>>

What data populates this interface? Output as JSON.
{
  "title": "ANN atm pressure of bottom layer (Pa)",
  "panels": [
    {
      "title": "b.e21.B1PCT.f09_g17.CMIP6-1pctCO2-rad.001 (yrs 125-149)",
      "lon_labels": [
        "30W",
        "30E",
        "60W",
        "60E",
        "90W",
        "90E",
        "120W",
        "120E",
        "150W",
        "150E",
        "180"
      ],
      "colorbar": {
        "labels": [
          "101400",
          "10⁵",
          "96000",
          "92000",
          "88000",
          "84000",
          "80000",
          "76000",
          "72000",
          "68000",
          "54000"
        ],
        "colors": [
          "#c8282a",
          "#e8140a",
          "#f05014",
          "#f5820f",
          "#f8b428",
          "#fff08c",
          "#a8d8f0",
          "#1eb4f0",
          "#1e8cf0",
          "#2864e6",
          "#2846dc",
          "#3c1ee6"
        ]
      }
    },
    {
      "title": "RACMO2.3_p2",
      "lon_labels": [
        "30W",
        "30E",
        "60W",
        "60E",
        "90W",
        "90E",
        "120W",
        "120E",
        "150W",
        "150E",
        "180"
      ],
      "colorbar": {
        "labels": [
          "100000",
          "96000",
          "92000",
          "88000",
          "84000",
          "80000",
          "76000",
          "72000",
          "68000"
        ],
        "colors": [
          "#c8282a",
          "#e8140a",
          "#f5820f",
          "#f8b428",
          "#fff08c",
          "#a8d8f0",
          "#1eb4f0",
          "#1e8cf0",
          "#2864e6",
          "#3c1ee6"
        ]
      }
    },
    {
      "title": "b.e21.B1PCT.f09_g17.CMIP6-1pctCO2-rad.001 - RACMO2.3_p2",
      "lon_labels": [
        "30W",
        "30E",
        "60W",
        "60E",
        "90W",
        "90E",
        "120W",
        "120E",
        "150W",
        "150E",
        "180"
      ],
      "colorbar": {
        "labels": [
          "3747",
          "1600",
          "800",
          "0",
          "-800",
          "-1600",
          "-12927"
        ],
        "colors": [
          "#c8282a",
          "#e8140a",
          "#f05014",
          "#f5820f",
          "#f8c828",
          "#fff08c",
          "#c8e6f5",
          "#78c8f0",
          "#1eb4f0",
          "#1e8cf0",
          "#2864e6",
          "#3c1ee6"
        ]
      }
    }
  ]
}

<<

__BRIEF__:
Write out the material from the first line to the last, exactly.

__RESULT FOR THIS TASK__:
What data populates this interface? Output as JSON.
{
  "title": "ANN atm pressure of bottom layer (Pa)",
  "panels": [
    {
      "title": "b.e21.B1PCT.f09_g17.CMIP6-1pctCO2-rad.001 (yrs 125-149)",
      "lon_labels": [
        "30W",
        "30E",
        "60W",
        "60E",
        "90W",
        "90E",
        "120W",
        "120E",
        "150W",
        "150E",
        "180"
      ],
      "colorbar": {
        "labels": [
          "101400",
          "10⁵",
          "96000",
          "92000",
          "88000",
          "84000",
          "80000",
          "76000",
          "72000",
          "68000",
          "54000"
        ],
        "colors": [
          "#c8282a",
          "#e8140a",
          "#f05014",
          "#f5820f",
          "#f8b428",
          "#fff08c",
          "#a8d8f0",
          "#1eb4f0",
          "#1e8cf0",
          "#2864e6",
          "#2846dc",
          "#3c1ee6"
        ]
      }
    },
    {
      "title": "RACMO2.3_p2",
      "lon_labels": [
        "30W",
        "30E",
        "60W",
        "60E",
        "90W",
        "90E",
        "120W",
        "120E",
        "150W",
        "150E",
        "180"
      ],
      "colorbar": {
        "labels": [
          "100000",
          "96000",
          "92000",
          "88000",
          "84000",
          "80000",
          "76000",
          "72000",
          "68000"
        ],
        "colors": [
          "#c8282a",
          "#e8140a",
          "#f5820f",
          "#f8b428",
          "#fff08c",
          "#a8d8f0",
          "#1eb4f0",
          "#1e8cf0",
          "#2864e6",
          "#3c1ee6"
        ]
      }
    },
    {
      "title": "b.e21.B1PCT.f09_g17.CMIP6-1pctCO2-rad.001 - RACMO2.3_p2",
      "lon_labels": [
        "30W",
        "30E",
        "60W",
        "60E",
        "90W",
        "90E",
        "120W",
        "120E",
        "150W",
        "150E",
        "180"
      ],
      "colorbar": {
        "labels": [
          "3747",
          "1600",
          "800",
          "0",
          "-800",
          "-1600",
          "-12927"
        ],
        "colors": [
          "#c8282a",
          "#e8140a",
          "#f05014",
          "#f5820f",
          "#f8c828",
          "#fff08c",
          "#c8e6f5",
          "#78c8f0",
          "#1eb4f0",
          "#1e8cf0",
          "#2864e6",
          "#3c1ee6"
        ]
      }
    }
  ]
}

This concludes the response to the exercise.